§ Your objective:
Among the lines below, count those with "rispetto". Give the total alone.

§ Data for the task:
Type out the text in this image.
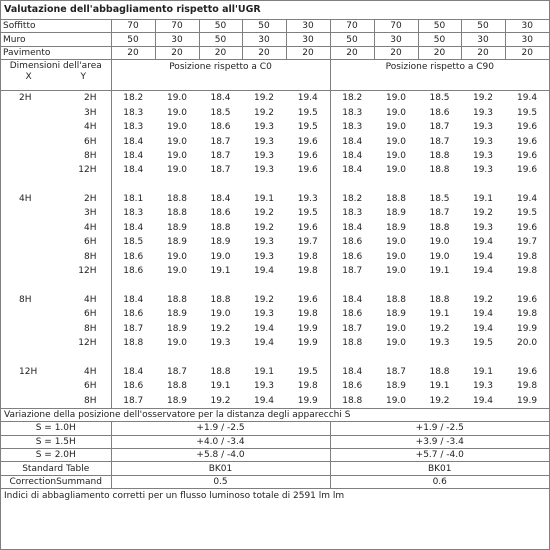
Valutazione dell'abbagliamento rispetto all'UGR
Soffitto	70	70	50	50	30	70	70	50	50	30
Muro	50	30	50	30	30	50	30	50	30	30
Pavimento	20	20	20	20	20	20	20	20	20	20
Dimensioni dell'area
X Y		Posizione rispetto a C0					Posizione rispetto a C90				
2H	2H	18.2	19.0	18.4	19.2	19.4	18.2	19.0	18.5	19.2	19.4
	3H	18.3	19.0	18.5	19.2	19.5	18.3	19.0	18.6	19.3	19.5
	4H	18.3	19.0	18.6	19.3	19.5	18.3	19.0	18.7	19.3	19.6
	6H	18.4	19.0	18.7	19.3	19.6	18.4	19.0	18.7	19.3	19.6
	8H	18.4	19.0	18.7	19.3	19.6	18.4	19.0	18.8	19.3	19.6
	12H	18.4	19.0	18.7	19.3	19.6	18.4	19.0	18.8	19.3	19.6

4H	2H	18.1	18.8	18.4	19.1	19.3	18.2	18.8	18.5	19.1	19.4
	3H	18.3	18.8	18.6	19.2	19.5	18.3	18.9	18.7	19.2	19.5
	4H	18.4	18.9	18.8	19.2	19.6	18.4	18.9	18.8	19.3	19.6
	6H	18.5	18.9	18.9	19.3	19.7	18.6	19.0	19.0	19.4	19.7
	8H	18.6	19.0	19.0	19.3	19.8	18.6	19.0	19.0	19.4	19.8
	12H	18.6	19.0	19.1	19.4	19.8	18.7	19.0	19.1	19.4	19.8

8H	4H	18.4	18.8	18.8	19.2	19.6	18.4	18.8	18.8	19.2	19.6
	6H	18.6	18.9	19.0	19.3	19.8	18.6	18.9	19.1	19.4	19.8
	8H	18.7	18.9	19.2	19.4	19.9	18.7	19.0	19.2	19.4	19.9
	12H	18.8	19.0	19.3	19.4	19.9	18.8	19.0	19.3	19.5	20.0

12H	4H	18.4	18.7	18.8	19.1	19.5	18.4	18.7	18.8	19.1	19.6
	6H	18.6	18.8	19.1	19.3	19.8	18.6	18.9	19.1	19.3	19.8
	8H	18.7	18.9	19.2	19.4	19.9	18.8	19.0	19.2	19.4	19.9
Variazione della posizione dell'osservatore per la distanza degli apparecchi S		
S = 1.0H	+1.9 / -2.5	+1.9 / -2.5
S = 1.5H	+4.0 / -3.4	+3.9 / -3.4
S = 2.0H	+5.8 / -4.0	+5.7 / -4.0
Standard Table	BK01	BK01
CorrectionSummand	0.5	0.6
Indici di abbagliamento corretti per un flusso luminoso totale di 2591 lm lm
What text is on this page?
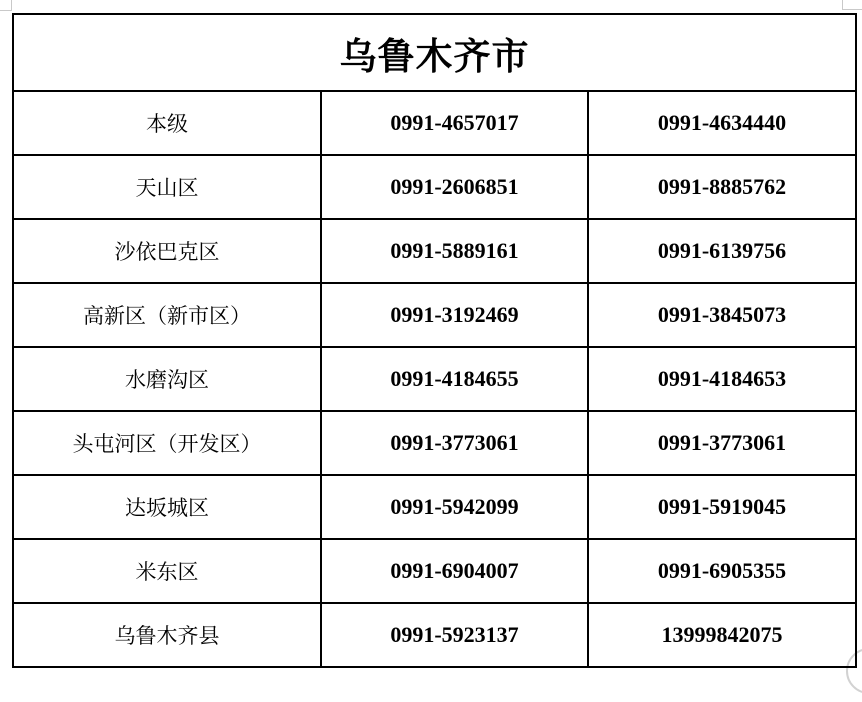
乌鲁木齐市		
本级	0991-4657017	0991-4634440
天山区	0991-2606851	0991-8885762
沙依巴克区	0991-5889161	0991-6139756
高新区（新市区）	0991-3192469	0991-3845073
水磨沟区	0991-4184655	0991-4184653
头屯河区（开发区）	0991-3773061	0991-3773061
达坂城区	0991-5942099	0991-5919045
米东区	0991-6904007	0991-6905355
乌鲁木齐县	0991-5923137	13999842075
---
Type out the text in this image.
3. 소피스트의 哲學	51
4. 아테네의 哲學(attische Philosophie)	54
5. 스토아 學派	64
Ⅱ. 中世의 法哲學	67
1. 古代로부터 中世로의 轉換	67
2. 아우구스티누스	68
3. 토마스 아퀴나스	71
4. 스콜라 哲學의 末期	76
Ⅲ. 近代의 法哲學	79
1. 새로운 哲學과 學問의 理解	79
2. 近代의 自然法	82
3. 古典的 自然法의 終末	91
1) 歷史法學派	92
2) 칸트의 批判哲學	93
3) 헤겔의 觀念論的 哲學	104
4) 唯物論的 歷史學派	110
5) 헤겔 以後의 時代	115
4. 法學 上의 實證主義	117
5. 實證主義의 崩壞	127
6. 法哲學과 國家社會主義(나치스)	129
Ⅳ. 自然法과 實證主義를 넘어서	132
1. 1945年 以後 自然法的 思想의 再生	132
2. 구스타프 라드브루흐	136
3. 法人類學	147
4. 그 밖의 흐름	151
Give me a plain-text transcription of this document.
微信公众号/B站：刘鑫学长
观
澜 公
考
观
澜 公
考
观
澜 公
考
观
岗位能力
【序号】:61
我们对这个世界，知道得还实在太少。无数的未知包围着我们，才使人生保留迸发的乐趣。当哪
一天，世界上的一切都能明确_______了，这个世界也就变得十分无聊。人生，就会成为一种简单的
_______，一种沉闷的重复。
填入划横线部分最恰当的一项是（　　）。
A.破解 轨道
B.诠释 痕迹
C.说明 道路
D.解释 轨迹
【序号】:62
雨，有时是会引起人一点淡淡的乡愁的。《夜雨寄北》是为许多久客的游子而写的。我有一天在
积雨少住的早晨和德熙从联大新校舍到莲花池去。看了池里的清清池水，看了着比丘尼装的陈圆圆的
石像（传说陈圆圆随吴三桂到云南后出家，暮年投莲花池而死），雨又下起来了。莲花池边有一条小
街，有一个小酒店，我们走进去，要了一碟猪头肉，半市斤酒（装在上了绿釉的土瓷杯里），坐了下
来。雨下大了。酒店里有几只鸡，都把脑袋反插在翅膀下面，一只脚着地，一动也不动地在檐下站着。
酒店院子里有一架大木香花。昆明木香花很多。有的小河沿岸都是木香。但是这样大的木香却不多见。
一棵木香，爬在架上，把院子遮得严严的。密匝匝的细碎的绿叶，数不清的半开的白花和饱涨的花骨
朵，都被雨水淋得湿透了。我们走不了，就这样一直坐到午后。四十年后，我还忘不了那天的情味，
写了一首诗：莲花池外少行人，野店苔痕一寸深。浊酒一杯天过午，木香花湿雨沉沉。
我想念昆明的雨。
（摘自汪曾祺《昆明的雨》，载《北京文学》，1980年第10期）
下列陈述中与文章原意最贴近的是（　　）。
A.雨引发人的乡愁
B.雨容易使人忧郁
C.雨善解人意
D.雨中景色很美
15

§ Answer to the exercise:
2